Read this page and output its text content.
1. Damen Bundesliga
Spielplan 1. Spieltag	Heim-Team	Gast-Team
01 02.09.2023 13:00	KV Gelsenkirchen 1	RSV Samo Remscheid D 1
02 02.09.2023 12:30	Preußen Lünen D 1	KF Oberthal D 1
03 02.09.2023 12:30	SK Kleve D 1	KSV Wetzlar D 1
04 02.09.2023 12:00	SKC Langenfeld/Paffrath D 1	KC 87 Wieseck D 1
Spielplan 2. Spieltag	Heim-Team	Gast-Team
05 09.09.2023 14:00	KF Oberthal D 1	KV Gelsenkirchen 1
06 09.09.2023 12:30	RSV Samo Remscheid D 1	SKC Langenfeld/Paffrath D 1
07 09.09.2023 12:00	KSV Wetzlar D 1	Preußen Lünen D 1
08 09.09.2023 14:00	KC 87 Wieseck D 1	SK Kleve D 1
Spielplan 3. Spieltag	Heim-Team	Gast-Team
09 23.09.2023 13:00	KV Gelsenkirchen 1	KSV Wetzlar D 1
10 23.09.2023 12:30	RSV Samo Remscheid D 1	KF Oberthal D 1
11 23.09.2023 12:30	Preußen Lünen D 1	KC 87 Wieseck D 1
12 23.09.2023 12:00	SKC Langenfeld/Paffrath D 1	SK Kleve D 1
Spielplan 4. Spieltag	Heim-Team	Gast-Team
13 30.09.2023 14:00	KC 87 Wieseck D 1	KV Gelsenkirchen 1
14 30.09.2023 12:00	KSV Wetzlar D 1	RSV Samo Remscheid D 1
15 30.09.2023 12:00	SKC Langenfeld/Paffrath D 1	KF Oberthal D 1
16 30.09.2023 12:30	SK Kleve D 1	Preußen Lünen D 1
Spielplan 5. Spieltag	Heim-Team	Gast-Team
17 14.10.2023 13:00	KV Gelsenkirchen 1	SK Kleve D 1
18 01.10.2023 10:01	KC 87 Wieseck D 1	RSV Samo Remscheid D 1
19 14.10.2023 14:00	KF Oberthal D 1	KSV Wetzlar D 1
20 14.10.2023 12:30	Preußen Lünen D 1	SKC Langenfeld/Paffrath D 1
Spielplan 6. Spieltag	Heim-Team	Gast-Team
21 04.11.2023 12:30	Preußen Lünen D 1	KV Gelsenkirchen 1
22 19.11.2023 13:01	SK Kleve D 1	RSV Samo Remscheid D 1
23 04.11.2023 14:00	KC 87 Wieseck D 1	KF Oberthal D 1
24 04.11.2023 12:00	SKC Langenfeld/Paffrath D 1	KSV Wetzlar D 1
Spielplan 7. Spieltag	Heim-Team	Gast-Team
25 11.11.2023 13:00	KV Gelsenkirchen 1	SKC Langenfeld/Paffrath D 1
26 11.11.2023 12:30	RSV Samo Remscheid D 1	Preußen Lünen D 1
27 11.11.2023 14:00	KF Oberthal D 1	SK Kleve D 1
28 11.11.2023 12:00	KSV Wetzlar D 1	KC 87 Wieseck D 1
=======
WHAT YOU HAVE TO DO » The lines above should be duplicated exactly.

WRITTEN RESPONSE »
Read this page and output its text content.
1. Damen Bundesliga
Spielplan 1. Spieltag	Heim-Team	Gast-Team
01 02.09.2023 13:00	KV Gelsenkirchen 1	RSV Samo Remscheid D 1
02 02.09.2023 12:30	Preußen Lünen D 1	KF Oberthal D 1
03 02.09.2023 12:30	SK Kleve D 1	KSV Wetzlar D 1
04 02.09.2023 12:00	SKC Langenfeld/Paffrath D 1	KC 87 Wieseck D 1
Spielplan 2. Spieltag	Heim-Team	Gast-Team
05 09.09.2023 14:00	KF Oberthal D 1	KV Gelsenkirchen 1
06 09.09.2023 12:30	RSV Samo Remscheid D 1	SKC Langenfeld/Paffrath D 1
07 09.09.2023 12:00	KSV Wetzlar D 1	Preußen Lünen D 1
08 09.09.2023 14:00	KC 87 Wieseck D 1	SK Kleve D 1
Spielplan 3. Spieltag	Heim-Team	Gast-Team
09 23.09.2023 13:00	KV Gelsenkirchen 1	KSV Wetzlar D 1
10 23.09.2023 12:30	RSV Samo Remscheid D 1	KF Oberthal D 1
11 23.09.2023 12:30	Preußen Lünen D 1	KC 87 Wieseck D 1
12 23.09.2023 12:00	SKC Langenfeld/Paffrath D 1	SK Kleve D 1
Spielplan 4. Spieltag	Heim-Team	Gast-Team
13 30.09.2023 14:00	KC 87 Wieseck D 1	KV Gelsenkirchen 1
14 30.09.2023 12:00	KSV Wetzlar D 1	RSV Samo Remscheid D 1
15 30.09.2023 12:00	SKC Langenfeld/Paffrath D 1	KF Oberthal D 1
16 30.09.2023 12:30	SK Kleve D 1	Preußen Lünen D 1
Spielplan 5. Spieltag	Heim-Team	Gast-Team
17 14.10.2023 13:00	KV Gelsenkirchen 1	SK Kleve D 1
18 01.10.2023 10:01	KC 87 Wieseck D 1	RSV Samo Remscheid D 1
19 14.10.2023 14:00	KF Oberthal D 1	KSV Wetzlar D 1
20 14.10.2023 12:30	Preußen Lünen D 1	SKC Langenfeld/Paffrath D 1
Spielplan 6. Spieltag	Heim-Team	Gast-Team
21 04.11.2023 12:30	Preußen Lünen D 1	KV Gelsenkirchen 1
22 19.11.2023 13:01	SK Kleve D 1	RSV Samo Remscheid D 1
23 04.11.2023 14:00	KC 87 Wieseck D 1	KF Oberthal D 1
24 04.11.2023 12:00	SKC Langenfeld/Paffrath D 1	KSV Wetzlar D 1
Spielplan 7. Spieltag	Heim-Team	Gast-Team
25 11.11.2023 13:00	KV Gelsenkirchen 1	SKC Langenfeld/Paffrath D 1
26 11.11.2023 12:30	RSV Samo Remscheid D 1	Preußen Lünen D 1
27 11.11.2023 14:00	KF Oberthal D 1	SK Kleve D 1
28 11.11.2023 12:00	KSV Wetzlar D 1	KC 87 Wieseck D 1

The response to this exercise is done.